TO DO
Using the listing below, please gather every line containing the word "المؤمنين".

MATERIAL FOR THE TASK

§

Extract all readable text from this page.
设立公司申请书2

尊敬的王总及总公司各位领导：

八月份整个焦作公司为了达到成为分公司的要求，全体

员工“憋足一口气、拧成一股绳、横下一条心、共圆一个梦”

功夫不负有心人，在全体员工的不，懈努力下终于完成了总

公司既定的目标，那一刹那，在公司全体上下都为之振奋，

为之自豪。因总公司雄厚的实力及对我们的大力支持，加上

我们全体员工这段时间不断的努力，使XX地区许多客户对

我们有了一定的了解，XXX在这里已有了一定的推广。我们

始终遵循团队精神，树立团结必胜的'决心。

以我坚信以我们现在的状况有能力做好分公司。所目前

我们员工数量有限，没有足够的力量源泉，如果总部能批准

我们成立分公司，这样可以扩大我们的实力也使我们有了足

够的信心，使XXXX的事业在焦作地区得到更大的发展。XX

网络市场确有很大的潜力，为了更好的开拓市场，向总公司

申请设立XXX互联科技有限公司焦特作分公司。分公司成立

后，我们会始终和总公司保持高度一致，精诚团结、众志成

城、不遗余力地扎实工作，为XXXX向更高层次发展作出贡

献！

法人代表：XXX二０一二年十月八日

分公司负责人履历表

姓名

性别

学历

§

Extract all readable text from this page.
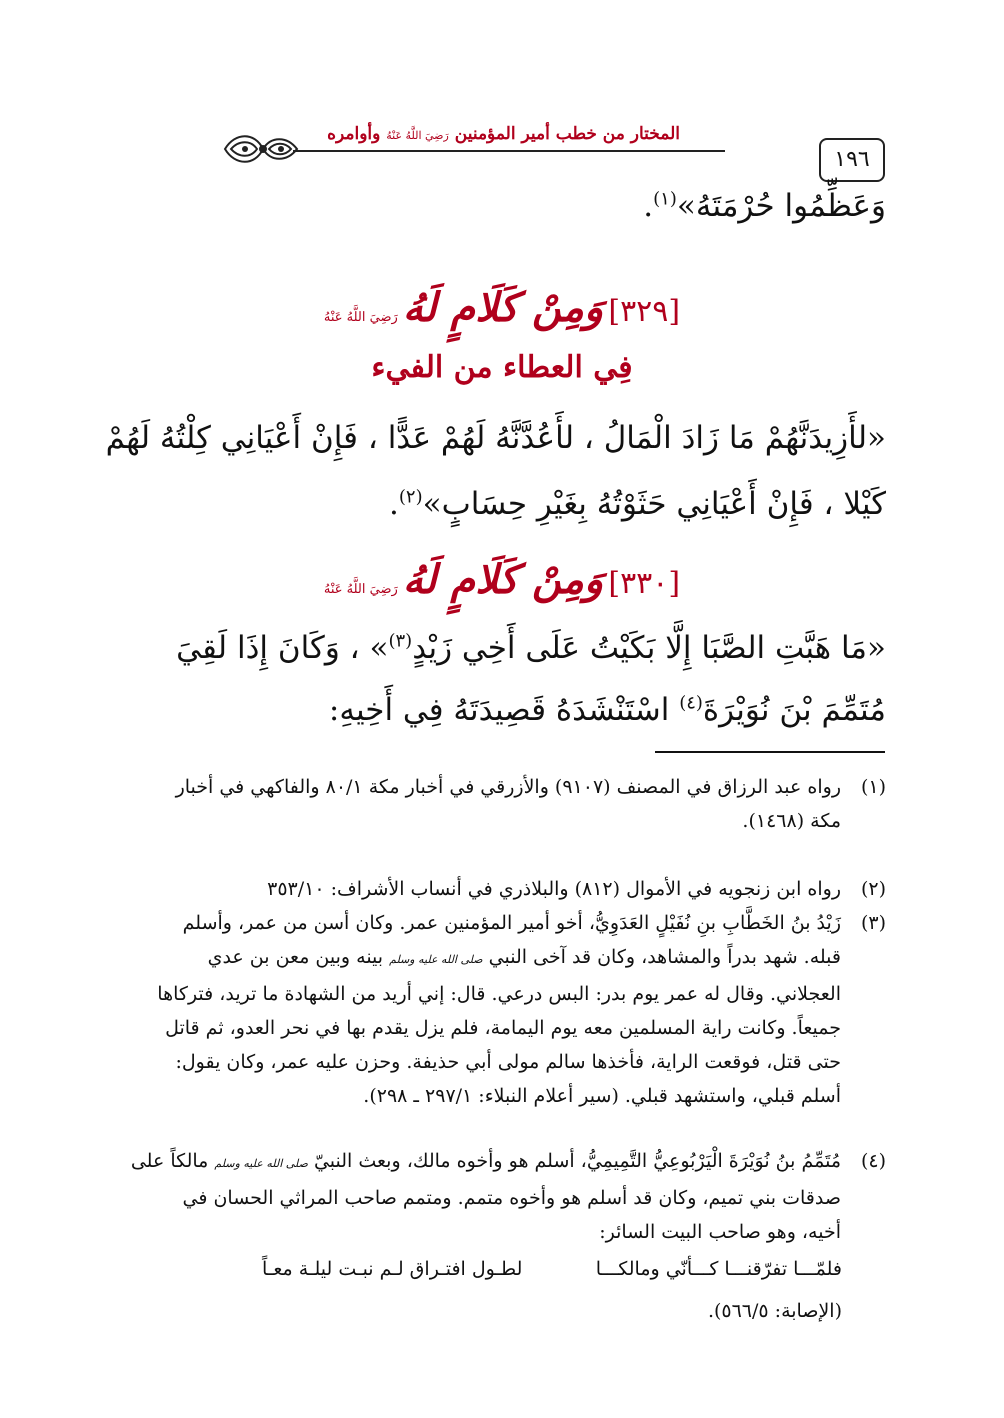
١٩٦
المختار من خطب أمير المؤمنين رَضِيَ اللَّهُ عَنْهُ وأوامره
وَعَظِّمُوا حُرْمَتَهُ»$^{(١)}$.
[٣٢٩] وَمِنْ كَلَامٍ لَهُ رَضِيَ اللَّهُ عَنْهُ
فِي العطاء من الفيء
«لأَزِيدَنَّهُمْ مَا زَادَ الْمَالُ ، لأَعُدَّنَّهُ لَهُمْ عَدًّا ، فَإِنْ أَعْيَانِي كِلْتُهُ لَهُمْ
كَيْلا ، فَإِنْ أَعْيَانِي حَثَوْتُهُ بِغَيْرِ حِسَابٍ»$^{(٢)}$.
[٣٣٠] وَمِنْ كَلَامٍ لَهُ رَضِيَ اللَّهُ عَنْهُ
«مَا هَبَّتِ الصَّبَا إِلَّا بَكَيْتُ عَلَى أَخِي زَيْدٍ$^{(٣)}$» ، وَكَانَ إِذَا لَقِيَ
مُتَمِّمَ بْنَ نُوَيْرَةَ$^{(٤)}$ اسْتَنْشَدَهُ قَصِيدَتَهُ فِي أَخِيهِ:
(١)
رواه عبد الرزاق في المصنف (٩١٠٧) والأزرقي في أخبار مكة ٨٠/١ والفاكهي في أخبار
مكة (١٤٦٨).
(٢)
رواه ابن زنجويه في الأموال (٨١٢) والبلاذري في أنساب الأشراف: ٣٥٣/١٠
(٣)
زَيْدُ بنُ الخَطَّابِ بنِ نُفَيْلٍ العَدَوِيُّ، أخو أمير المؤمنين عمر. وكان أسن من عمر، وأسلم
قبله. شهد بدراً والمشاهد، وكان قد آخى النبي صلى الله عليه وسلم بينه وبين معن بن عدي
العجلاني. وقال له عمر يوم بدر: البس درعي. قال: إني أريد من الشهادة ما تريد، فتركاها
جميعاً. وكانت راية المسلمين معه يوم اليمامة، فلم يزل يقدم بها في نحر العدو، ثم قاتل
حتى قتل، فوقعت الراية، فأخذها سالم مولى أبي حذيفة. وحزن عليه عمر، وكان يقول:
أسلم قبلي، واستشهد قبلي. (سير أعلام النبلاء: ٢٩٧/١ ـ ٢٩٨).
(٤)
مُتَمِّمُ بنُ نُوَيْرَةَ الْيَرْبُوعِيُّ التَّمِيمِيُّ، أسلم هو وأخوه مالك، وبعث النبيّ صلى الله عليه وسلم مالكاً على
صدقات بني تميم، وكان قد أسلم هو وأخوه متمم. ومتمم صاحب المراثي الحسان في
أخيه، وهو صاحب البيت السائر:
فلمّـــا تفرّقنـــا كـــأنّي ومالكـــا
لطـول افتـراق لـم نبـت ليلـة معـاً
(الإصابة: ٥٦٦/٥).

§

TASK OUTPUT
المختار من خطب أمير المؤمنين رَضِيَ اللَّهُ عَنْهُ وأوامره
زَيْدُ بنُ الخَطَّابِ بنِ نُفَيْلٍ العَدَوِيُّ، أخو أمير المؤمنين عمر. وكان أسن من عمر، وأسلم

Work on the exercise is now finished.